■ Excerpt provided:
Reputation: 23
SELECT *
FROM `project.dataset1.table1` t1
FULL OUTER JOIN `project.dataset2.table2` t2
USING (Name)
FULL OUTER JOIN `project.dataset3.table3` t3
USING (Name)
WHERE Name LIKE '%John%'
project.dataset1.table1
and project.dataset3.table3
both have the same column names.
I get the error "Duplicate column names in the result are not supported."
What is the correct way of combining these tables in BigQuery?
Upvotes: 2
Views: 1550
Reputation: 172944
Let me first explain what is going on here
In below example - there is no problem with duplicate column name rather than Name
but it is addressed by having Name within USING()
vs ON
#standardSQL
WITH
`project.dataset1.table1` AS (SELECT 'John' Name, 'a' x ),
`project.dataset2.table2` AS (SELECT 'John' Name, 'b' y),
`project.dataset3.table3` AS (SELECT 'John' Name, 'c' z)
SELECT *
FROM `project.dataset1.table1` t1
FULL OUTER JOIN `project.dataset2.table2` t2 USING (Name)
FULL OUTER JOIN `project.dataset3.table3` t3 USING (Name)
WHERE Name LIKE '%John%'
In the second example below, you see extra field dup_col
that is duplicate (in table1 and in table2) - thus the error - Duplicate column names in the result are not supported
#standardSQL
WITH
`project.dataset1.table1` AS (SELECT 'John' Name, 'a' x, 'qq' dup_col),
`project.dataset2.table2` AS (SELECT 'John' Name, 'b' y, 'ww' dup_col),
`project.dataset3.table3` AS (SELECT 'John' Name, 'c' z)
SELECT *
FROM `project.dataset1.table1` t1
FULL OUTER JOIN `project.dataset2.table2` t2 USING (Name)
FULL OUTER JOIN `project.dataset3.table3` t3 USING (Name)

■ Stated problem 1: In the BigQuery thread on joining tables, what error message does the asker receive?
■ Stated problem 2: Extend the BigQuery thread on duplicate column names, picking up after its last line.

■ Record excerpts:
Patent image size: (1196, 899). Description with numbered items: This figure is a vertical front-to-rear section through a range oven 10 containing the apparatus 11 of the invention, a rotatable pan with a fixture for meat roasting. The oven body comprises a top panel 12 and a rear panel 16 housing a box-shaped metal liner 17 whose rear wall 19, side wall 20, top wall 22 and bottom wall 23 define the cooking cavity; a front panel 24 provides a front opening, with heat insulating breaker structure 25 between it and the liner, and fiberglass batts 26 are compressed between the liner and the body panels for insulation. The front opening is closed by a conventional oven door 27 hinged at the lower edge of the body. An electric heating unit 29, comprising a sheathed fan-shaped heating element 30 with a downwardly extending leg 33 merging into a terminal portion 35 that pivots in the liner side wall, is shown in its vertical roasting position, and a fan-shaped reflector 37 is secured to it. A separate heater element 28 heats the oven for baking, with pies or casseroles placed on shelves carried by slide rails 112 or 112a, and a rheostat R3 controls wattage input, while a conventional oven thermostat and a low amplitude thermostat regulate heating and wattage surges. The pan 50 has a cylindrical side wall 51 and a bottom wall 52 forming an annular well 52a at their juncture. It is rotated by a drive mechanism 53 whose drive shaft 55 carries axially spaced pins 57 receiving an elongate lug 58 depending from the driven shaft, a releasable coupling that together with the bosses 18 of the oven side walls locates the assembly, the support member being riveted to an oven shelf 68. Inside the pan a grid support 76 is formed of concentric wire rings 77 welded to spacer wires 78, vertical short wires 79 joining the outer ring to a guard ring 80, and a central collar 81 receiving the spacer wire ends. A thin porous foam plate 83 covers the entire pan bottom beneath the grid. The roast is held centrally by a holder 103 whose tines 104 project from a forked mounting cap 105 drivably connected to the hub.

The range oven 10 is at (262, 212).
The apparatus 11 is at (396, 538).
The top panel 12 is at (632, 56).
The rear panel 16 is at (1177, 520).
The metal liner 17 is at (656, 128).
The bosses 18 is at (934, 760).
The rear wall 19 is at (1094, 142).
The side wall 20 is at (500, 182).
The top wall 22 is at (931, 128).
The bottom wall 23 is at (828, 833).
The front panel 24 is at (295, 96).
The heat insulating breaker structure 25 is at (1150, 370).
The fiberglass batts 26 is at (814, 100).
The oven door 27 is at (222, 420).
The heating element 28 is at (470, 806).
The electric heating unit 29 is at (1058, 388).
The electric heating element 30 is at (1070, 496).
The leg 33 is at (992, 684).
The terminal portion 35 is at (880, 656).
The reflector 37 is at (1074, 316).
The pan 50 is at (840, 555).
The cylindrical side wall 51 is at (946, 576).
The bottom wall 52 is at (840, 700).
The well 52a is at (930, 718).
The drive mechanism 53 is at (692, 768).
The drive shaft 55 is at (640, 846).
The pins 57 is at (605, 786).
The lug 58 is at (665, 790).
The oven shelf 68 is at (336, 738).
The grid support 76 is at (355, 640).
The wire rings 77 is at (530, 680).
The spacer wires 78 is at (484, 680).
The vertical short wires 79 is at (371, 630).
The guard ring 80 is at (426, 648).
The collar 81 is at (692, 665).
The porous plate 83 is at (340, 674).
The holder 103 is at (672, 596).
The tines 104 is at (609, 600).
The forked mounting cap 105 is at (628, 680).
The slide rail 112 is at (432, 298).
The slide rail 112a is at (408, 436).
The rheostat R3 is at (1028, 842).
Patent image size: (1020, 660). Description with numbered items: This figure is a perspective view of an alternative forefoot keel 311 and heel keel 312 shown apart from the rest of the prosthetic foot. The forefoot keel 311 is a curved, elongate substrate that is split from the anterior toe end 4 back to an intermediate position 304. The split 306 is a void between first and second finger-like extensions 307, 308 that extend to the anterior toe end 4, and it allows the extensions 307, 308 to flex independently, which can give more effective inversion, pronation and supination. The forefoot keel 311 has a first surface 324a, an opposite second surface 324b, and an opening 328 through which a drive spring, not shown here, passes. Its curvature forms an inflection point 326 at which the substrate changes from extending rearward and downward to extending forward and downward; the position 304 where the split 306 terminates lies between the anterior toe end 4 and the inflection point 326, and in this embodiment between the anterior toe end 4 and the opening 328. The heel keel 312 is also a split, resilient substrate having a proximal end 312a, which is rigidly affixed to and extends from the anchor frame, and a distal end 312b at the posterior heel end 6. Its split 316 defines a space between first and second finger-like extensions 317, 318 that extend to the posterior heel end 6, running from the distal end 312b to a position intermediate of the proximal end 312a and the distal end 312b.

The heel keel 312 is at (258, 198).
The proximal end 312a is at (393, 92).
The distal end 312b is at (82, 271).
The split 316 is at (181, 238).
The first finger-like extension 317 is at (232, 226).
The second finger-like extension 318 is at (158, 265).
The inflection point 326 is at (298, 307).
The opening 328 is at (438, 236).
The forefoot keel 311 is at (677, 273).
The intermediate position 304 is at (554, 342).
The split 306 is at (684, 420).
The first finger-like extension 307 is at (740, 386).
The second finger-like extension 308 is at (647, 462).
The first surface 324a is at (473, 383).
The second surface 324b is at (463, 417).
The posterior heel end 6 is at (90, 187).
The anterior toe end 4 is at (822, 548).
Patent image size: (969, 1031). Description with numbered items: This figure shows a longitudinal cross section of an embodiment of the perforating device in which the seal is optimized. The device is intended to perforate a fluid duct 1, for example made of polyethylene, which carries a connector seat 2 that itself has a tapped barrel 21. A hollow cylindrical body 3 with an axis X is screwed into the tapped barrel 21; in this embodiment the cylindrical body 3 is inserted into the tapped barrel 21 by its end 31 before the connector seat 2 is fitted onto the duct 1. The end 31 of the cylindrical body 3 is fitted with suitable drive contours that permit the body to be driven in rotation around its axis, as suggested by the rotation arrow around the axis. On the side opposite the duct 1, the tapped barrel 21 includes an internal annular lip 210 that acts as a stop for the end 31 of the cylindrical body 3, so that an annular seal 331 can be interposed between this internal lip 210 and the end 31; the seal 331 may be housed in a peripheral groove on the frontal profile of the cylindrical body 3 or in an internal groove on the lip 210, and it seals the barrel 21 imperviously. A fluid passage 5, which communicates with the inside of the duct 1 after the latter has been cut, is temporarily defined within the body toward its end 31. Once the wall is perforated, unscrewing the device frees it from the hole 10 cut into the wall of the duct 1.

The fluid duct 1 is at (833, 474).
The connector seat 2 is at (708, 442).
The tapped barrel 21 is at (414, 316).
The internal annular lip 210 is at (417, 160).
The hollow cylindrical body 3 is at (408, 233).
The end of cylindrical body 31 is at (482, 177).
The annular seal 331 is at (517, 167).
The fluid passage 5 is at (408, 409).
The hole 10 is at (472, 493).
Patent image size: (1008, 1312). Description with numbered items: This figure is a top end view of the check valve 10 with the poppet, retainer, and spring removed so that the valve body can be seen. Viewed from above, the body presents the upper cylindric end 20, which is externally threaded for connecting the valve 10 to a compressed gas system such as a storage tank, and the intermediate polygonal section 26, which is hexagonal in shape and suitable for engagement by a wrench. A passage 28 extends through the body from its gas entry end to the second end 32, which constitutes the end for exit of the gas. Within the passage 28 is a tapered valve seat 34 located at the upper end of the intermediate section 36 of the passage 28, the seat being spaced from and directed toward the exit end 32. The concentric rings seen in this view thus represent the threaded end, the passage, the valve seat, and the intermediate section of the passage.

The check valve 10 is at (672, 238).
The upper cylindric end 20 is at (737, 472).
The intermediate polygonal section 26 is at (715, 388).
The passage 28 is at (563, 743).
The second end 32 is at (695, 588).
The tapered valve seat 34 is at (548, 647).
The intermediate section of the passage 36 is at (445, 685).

■ Task output 1: "Duplicate column names in the result are not supported."

■ Task output 2:
WHERE Name LIKE '%John%'
Finally, in below example you find how to address that issue
#standardSQL
WITH
`project.dataset1.table1` AS (SELECT 'John' Name, 'a' x, 'qq' dup_col),
`project.dataset2.table2` AS (SELECT 'John' Name, 'b' y, 'ww' dup_col),
`project.dataset3.table3` AS (SELECT 'John' Name, 'c' z)
SELECT * EXCEPT(dup_col),
t1.dup_col AS t1_dup_col,
t2.dup_col AS t2_dup_col
FROM `project.dataset1.table1` t1
FULL OUTER JOIN `project.dataset2.table2` t2 USING (Name)
FULL OUTER JOIN `project.dataset3.table3` t3 USING (Name)
WHERE Name LIKE '%John%'
As you can see here, we added EXCEPT(dup_col)
which eliminates that duplicate columns from output, but than we explicitly added those columns with distinct aliases
So, now there is no duplicate columns in output and it is as below
Row Name x y z t1_dup_col t2_dup_col
1 John a b c qq ww
Hope, you will be able to apply this to your specific duplicate columns
If you have more than just one name - just list them in EXCEPT as
EXCEPT(dup_col1, dup_col2, dup_col3)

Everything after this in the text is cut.